Each line that holds the word "Treatment" counts once. Give the total number of such lines and nothing else.

---------- DATA FOR THIS EXERCISE ----------

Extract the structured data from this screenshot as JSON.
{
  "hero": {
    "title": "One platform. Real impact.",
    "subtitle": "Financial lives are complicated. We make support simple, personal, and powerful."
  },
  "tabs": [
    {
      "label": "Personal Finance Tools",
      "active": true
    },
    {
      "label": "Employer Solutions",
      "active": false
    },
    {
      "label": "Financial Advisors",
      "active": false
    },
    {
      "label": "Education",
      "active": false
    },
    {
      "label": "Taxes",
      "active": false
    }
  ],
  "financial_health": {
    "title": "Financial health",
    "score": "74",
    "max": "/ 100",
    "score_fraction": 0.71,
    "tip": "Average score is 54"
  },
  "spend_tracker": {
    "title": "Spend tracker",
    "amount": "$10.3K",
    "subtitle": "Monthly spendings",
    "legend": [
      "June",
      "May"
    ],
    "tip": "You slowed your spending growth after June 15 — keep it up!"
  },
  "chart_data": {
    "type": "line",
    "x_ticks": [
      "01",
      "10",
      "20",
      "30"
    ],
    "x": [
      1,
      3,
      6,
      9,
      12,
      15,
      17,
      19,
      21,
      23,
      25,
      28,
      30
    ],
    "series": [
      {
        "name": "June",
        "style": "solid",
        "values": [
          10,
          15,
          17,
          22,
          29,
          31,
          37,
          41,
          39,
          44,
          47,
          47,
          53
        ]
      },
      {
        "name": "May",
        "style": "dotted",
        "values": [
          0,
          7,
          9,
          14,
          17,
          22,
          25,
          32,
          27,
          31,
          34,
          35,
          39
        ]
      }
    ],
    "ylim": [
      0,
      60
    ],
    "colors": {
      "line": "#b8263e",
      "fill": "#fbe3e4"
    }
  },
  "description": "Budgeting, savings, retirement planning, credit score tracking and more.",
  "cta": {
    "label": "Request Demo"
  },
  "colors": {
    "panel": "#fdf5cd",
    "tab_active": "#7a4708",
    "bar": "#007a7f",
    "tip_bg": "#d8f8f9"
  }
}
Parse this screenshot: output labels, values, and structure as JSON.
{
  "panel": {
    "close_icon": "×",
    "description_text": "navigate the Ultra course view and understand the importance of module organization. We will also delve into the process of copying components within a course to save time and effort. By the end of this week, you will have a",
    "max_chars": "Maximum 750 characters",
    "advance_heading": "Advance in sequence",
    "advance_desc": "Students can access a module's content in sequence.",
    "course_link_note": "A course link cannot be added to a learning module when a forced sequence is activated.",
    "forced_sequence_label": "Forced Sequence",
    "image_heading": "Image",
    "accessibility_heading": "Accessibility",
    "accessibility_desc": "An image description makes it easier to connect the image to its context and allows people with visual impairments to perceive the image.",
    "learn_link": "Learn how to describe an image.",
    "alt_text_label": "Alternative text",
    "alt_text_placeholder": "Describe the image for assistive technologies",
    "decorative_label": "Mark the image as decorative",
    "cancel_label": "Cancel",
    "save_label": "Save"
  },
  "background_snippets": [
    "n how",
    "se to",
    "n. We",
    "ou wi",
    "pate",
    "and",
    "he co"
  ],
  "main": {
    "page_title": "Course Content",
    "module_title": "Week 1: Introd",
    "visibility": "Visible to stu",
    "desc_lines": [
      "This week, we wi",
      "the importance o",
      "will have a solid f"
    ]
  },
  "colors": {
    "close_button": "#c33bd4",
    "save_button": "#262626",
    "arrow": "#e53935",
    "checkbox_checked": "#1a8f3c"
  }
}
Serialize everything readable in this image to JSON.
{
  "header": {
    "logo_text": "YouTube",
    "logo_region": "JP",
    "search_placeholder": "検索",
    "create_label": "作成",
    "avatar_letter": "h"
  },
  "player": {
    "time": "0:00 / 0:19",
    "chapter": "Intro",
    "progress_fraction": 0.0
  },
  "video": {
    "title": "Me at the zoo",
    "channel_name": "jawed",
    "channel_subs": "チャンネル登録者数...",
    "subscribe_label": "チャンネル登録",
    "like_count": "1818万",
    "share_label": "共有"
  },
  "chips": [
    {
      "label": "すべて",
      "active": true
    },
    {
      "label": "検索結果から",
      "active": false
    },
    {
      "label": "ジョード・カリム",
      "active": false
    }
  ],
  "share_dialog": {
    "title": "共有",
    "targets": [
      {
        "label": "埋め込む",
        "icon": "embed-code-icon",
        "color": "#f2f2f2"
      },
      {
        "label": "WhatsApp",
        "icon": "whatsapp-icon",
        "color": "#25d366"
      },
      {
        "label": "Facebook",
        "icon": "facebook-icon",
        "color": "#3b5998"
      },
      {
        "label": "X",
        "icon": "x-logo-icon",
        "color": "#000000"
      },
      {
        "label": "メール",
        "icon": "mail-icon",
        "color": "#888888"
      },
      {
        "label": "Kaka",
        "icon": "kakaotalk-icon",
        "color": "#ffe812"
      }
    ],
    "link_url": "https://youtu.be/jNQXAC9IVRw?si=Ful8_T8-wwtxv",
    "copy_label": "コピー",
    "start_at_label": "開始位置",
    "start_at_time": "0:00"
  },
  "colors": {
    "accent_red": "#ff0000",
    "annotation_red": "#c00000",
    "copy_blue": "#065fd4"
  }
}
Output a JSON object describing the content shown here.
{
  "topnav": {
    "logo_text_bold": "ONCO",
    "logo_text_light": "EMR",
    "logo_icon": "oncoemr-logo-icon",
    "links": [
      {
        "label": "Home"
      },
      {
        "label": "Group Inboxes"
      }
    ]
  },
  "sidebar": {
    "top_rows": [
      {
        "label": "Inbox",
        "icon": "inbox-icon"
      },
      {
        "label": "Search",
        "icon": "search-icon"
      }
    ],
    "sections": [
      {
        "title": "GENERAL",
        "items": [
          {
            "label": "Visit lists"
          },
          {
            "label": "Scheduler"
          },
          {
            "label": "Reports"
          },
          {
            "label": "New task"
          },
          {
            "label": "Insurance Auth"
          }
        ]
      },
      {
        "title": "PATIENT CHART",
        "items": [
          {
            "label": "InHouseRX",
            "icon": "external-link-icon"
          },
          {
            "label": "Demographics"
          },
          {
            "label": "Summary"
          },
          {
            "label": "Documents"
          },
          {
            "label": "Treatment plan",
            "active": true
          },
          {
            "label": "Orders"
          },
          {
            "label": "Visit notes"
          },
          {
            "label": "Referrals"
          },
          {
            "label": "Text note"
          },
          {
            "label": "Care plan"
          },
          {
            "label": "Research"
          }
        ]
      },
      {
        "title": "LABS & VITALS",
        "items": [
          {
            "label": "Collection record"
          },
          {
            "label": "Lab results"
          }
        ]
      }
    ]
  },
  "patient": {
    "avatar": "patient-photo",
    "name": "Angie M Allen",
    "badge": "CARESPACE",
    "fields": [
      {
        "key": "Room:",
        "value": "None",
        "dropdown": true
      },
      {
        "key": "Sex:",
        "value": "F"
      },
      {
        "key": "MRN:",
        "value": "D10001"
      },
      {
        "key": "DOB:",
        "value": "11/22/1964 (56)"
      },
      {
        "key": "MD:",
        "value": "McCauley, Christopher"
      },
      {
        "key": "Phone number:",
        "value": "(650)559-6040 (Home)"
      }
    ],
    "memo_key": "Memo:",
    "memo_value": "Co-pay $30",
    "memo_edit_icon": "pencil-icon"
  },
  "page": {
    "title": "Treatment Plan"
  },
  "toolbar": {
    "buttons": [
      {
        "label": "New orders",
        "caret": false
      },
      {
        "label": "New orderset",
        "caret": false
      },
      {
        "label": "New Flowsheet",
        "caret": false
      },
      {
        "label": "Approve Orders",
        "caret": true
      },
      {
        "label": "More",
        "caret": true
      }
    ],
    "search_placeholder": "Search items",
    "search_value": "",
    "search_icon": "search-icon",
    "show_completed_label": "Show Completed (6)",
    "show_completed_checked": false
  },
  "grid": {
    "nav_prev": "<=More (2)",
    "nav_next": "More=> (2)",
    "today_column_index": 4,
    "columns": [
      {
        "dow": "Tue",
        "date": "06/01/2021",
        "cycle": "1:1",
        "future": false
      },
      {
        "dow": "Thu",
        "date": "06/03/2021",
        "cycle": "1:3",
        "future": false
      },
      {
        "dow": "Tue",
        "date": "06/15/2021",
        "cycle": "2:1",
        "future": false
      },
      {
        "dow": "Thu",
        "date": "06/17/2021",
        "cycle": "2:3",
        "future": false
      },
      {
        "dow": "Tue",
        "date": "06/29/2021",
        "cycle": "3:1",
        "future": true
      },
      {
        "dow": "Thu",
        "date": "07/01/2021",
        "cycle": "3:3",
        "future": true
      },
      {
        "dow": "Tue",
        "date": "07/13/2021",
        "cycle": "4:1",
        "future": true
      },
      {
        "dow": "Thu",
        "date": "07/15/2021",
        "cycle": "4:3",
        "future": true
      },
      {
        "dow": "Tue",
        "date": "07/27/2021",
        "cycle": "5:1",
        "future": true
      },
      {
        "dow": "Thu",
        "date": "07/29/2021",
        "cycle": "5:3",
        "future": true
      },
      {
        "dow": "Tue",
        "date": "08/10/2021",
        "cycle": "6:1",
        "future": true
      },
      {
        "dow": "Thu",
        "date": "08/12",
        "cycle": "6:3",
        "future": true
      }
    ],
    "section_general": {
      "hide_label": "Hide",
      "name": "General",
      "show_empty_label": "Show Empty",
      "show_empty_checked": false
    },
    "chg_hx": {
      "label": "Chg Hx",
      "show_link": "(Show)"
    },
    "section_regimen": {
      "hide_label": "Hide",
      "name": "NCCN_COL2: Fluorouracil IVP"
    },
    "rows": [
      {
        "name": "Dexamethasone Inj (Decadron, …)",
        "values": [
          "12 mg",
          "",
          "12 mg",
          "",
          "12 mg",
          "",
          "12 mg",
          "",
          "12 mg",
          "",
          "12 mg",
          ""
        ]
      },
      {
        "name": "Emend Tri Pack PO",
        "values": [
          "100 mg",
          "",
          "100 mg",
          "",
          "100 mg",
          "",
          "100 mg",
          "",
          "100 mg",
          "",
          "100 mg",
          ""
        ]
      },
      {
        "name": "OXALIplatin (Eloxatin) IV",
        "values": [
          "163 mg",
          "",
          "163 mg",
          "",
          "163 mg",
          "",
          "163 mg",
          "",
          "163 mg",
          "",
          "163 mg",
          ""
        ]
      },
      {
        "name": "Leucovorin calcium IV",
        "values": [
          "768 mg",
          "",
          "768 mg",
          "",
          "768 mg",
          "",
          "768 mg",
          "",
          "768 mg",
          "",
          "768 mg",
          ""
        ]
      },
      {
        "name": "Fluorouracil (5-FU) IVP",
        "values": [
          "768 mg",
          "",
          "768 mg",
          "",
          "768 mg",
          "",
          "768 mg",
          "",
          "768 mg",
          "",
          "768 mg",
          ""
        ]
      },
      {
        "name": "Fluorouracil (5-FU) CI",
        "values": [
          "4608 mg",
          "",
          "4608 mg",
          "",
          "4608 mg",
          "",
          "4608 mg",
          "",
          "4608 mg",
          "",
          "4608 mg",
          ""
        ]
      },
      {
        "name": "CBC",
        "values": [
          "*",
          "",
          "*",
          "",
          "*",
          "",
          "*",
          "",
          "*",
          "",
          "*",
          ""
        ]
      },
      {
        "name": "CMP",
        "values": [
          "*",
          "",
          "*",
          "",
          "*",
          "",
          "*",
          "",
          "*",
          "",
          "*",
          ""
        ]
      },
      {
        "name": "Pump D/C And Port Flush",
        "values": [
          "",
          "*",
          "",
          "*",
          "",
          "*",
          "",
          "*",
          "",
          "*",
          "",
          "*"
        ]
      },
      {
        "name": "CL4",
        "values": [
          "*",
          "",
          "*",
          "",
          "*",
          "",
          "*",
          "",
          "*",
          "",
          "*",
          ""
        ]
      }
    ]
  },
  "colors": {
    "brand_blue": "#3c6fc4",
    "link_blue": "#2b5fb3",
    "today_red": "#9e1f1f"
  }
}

----------

ANSWER TO THE TASK: 2